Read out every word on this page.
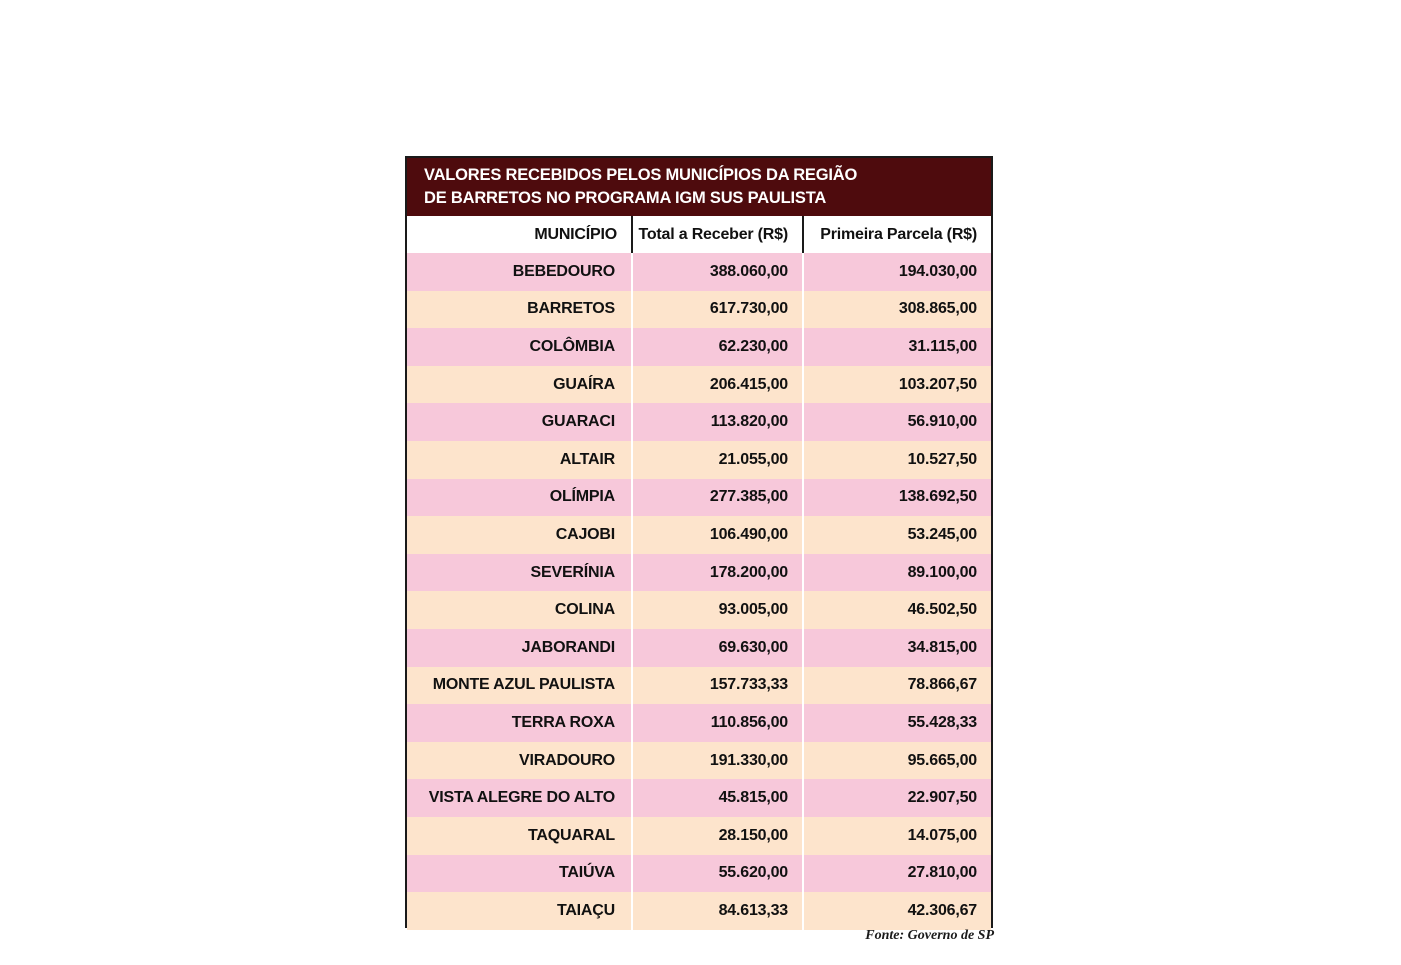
VALORES RECEBIDOS PELOS MUNICÍPIOS DA REGIÃO
DE BARRETOS NO PROGRAMA IGM SUS PAULISTA
MUNICÍPIO	Total a Receber (R$)	Primeira Parcela (R$)
BEBEDOURO	388.060,00	194.030,00
BARRETOS	617.730,00	308.865,00
COLÔMBIA	62.230,00	31.115,00
GUAÍRA	206.415,00	103.207,50
GUARACI	113.820,00	56.910,00
ALTAIR	21.055,00	10.527,50
OLÍMPIA	277.385,00	138.692,50
CAJOBI	106.490,00	53.245,00
SEVERÍNIA	178.200,00	89.100,00
COLINA	93.005,00	46.502,50
JABORANDI	69.630,00	34.815,00
MONTE AZUL PAULISTA	157.733,33	78.866,67
TERRA ROXA	110.856,00	55.428,33
VIRADOURO	191.330,00	95.665,00
VISTA ALEGRE DO ALTO	45.815,00	22.907,50
TAQUARAL	28.150,00	14.075,00
TAIÚVA	55.620,00	27.810,00
TAIAÇU	84.613,33	42.306,67
Fonte: Governo de SP
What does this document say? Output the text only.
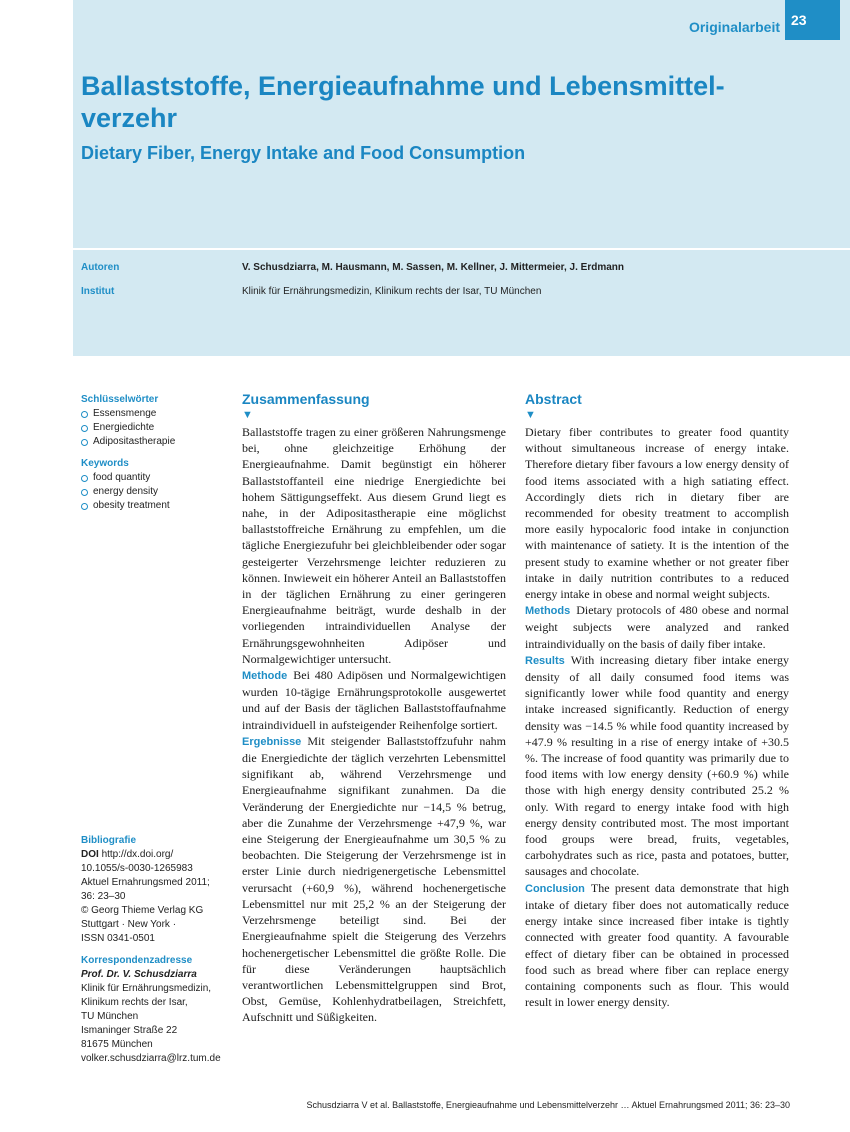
Originalarbeit 23
Ballaststoffe, Energieaufnahme und Lebensmittel-verzehr
Dietary Fiber, Energy Intake and Food Consumption
Autoren	V. Schusdziarra, M. Hausmann, M. Sassen, M. Kellner, J. Mittermeier, J. Erdmann
Institut	Klinik für Ernährungsmedizin, Klinikum rechts der Isar, TU München
Schlüsselwörter
Essensmenge
Energiedichte
Adipositastherapie
Keywords
food quantity
energy density
obesity treatment
Bibliografie
DOI http://dx.doi.org/
10.1055/s-0030-1265983
Aktuel Ernahrungsmed 2011;
36: 23–30
© Georg Thieme Verlag KG
Stuttgart · New York ·
ISSN 0341-0501
Korrespondenzadresse
Prof. Dr. V. Schusdziarra
Klinik für Ernährungsmedizin,
Klinikum rechts der Isar,
TU München
Ismaninger Straße 22
81675 München
volker.schusdziarra@lrz.tum.de
Zusammenfassung
▼

Ballaststoffe tragen zu einer größeren Nahrungsmenge bei, ohne gleichzeitige Erhöhung der Energieaufnahme. Damit begünstigt ein höherer Ballaststoffanteil eine niedrige Energiedichte bei hohem Sättigungseffekt. Aus diesem Grund liegt es nahe, in der Adipositastherapie eine möglichst ballaststoffreiche Ernährung zu empfehlen, um die tägliche Energiezufuhr bei gleichbleibender oder sogar gesteigerter Verzehrsmenge leichter reduzieren zu können. Inwieweit ein höherer Anteil an Ballaststoffen in der täglichen Ernährung zu einer geringeren Energieaufnahme beiträgt, wurde deshalb in der vorliegenden intraindividuellen Analyse der Ernährungsgewohnheiten Adipöser und Normalgewichtiger untersucht.

Methode Bei 480 Adipösen und Normalgewichtigen wurden 10-tägige Ernährungsprotokolle ausgewertet und auf der Basis der täglichen Ballaststoffaufnahme intraindividuell in aufsteigender Reihenfolge sortiert.

Ergebnisse Mit steigender Ballaststoffzufuhr nahm die Energiedichte der täglich verzehrten Lebensmittel signifikant ab, während Verzehrsmenge und Energieaufnahme signifikant zunahmen. Da die Veränderung der Energiedichte nur −14,5 % betrug, aber die Zunahme der Verzehrsmenge +47,9 %, war eine Steigerung der Energieaufnahme um 30,5 % zu beobachten. Die Steigerung der Verzehrsmenge ist in erster Linie durch niedrigenergetische Lebensmittel verursacht (+60,9 %), während hochenergetische Lebensmittel nur mit 25,2 % an der Steigerung der Verzehrsmenge beteiligt sind. Bei der Energieaufnahme spielt die Steigerung des Verzehrs hochenergetischer Lebensmittel die größte Rolle. Die für diese Veränderungen hauptsächlich verantwortlichen Lebensmittelgruppen sind Brot, Obst, Gemüse, Kohlenhydratbeilagen, Streichfett, Aufschnitt und Süßigkeiten.

Abstract
▼

Dietary fiber contributes to greater food quantity without simultaneous increase of energy intake. Therefore dietary fiber favours a low energy density of food items associated with a high satiating effect. Accordingly diets rich in dietary fiber are recommended for obesity treatment to accomplish more easily hypocaloric food intake in conjunction with maintenance of satiety. It is the intention of the present study to examine whether or not greater fiber intake in daily nutrition contributes to a reduced energy intake in obese and normal weight subjects.

Methods Dietary protocols of 480 obese and normal weight subjects were analyzed and ranked intraindividually on the basis of daily fiber intake.

Results With increasing dietary fiber intake energy density of all daily consumed food items was significantly lower while food quantity and energy intake increased significantly. Reduction of energy density was −14.5 % while food quantity increased by +47.9 % resulting in a rise of energy intake of +30.5 %. The increase of food quantity was primarily due to food items with low energy density (+60.9 %) while those with high energy density contributed 25.2 % only. With regard to energy intake food with high energy density contributed most. The most important food groups were bread, fruits, vegetables, carbohydrates such as rice, pasta and potatoes, butter, sausages and chocolate.

Conclusion The present data demonstrate that high intake of dietary fiber does not automatically reduce energy intake since increased fiber intake is tightly connected with greater food quantity. A favourable effect of dietary fiber can be obtained in processed food such as bread where fiber can replace energy containing components such as flour. This would result in lower energy density.

Schusdziarra V et al. Ballaststoffe, Energieaufnahme und Lebensmittelverzehr … Aktuel Ernahrungsmed 2011; 36: 23–30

++++

[THE EXERCISE] Reproduce the records above exactly, leaving out every picture they contain.

[RESULT OF THE TASK]
Read out every word on this page.
VALORES RECEBIDOS PELOS MUNICÍPIOS DA REGIÃO
DE BARRETOS NO PROGRAMA IGM SUS PAULISTA
MUNICÍPIO	Total a Receber (R$)	Primeira Parcela (R$)
BEBEDOURO	388.060,00	194.030,00
BARRETOS	617.730,00	308.865,00
COLÔMBIA	62.230,00	31.115,00
GUAÍRA	206.415,00	103.207,50
GUARACI	113.820,00	56.910,00
ALTAIR	21.055,00	10.527,50
OLÍMPIA	277.385,00	138.692,50
CAJOBI	106.490,00	53.245,00
SEVERÍNIA	178.200,00	89.100,00
COLINA	93.005,00	46.502,50
JABORANDI	69.630,00	34.815,00
MONTE AZUL PAULISTA	157.733,33	78.866,67
TERRA ROXA	110.856,00	55.428,33
VIRADOURO	191.330,00	95.665,00
VISTA ALEGRE DO ALTO	45.815,00	22.907,50
TAQUARAL	28.150,00	14.075,00
TAIÚVA	55.620,00	27.810,00
TAIAÇU	84.613,33	42.306,67
Fonte: Governo de SP
What does this document say? Output the text only.
Originalarbeit 23
Ballaststoffe, Energieaufnahme und Lebensmittel-verzehr
Dietary Fiber, Energy Intake and Food Consumption
Autoren	V. Schusdziarra, M. Hausmann, M. Sassen, M. Kellner, J. Mittermeier, J. Erdmann
Institut	Klinik für Ernährungsmedizin, Klinikum rechts der Isar, TU München
Schlüsselwörter
Essensmenge
Energiedichte
Adipositastherapie
Keywords
food quantity
energy density
obesity treatment
Bibliografie
DOI http://dx.doi.org/
10.1055/s-0030-1265983
Aktuel Ernahrungsmed 2011;
36: 23–30
© Georg Thieme Verlag KG
Stuttgart · New York ·
ISSN 0341-0501
Korrespondenzadresse
Prof. Dr. V. Schusdziarra
Klinik für Ernährungsmedizin,
Klinikum rechts der Isar,
TU München
Ismaninger Straße 22
81675 München
volker.schusdziarra@lrz.tum.de
Zusammenfassung
▼

Ballaststoffe tragen zu einer größeren Nahrungsmenge bei, ohne gleichzeitige Erhöhung der Energieaufnahme. Damit begünstigt ein höherer Ballaststoffanteil eine niedrige Energiedichte bei hohem Sättigungseffekt. Aus diesem Grund liegt es nahe, in der Adipositastherapie eine möglichst ballaststoffreiche Ernährung zu empfehlen, um die tägliche Energiezufuhr bei gleichbleibender oder sogar gesteigerter Verzehrsmenge leichter reduzieren zu können. Inwieweit ein höherer Anteil an Ballaststoffen in der täglichen Ernährung zu einer geringeren Energieaufnahme beiträgt, wurde deshalb in der vorliegenden intraindividuellen Analyse der Ernährungsgewohnheiten Adipöser und Normalgewichtiger untersucht.

Methode Bei 480 Adipösen und Normalgewichtigen wurden 10-tägige Ernährungsprotokolle ausgewertet und auf der Basis der täglichen Ballaststoffaufnahme intraindividuell in aufsteigender Reihenfolge sortiert.

Ergebnisse Mit steigender Ballaststoffzufuhr nahm die Energiedichte der täglich verzehrten Lebensmittel signifikant ab, während Verzehrsmenge und Energieaufnahme signifikant zunahmen. Da die Veränderung der Energiedichte nur −14,5 % betrug, aber die Zunahme der Verzehrsmenge +47,9 %, war eine Steigerung der Energieaufnahme um 30,5 % zu beobachten. Die Steigerung der Verzehrsmenge ist in erster Linie durch niedrigenergetische Lebensmittel verursacht (+60,9 %), während hochenergetische Lebensmittel nur mit 25,2 % an der Steigerung der Verzehrsmenge beteiligt sind. Bei der Energieaufnahme spielt die Steigerung des Verzehrs hochenergetischer Lebensmittel die größte Rolle. Die für diese Veränderungen hauptsächlich verantwortlichen Lebensmittelgruppen sind Brot, Obst, Gemüse, Kohlenhydratbeilagen, Streichfett, Aufschnitt und Süßigkeiten.

Abstract
▼

Dietary fiber contributes to greater food quantity without simultaneous increase of energy intake. Therefore dietary fiber favours a low energy density of food items associated with a high satiating effect. Accordingly diets rich in dietary fiber are recommended for obesity treatment to accomplish more easily hypocaloric food intake in conjunction with maintenance of satiety. It is the intention of the present study to examine whether or not greater fiber intake in daily nutrition contributes to a reduced energy intake in obese and normal weight subjects.

Methods Dietary protocols of 480 obese and normal weight subjects were analyzed and ranked intraindividually on the basis of daily fiber intake.

Results With increasing dietary fiber intake energy density of all daily consumed food items was significantly lower while food quantity and energy intake increased significantly. Reduction of energy density was −14.5 % while food quantity increased by +47.9 % resulting in a rise of energy intake of +30.5 %. The increase of food quantity was primarily due to food items with low energy density (+60.9 %) while those with high energy density contributed 25.2 % only. With regard to energy intake food with high energy density contributed most. The most important food groups were bread, fruits, vegetables, carbohydrates such as rice, pasta and potatoes, butter, sausages and chocolate.

Conclusion The present data demonstrate that high intake of dietary fiber does not automatically reduce energy intake since increased fiber intake is tightly connected with greater food quantity. A favourable effect of dietary fiber can be obtained in processed food such as bread where fiber can replace energy containing components such as flour. This would result in lower energy density.

Schusdziarra V et al. Ballaststoffe, Energieaufnahme und Lebensmittelverzehr … Aktuel Ernahrungsmed 2011; 36: 23–30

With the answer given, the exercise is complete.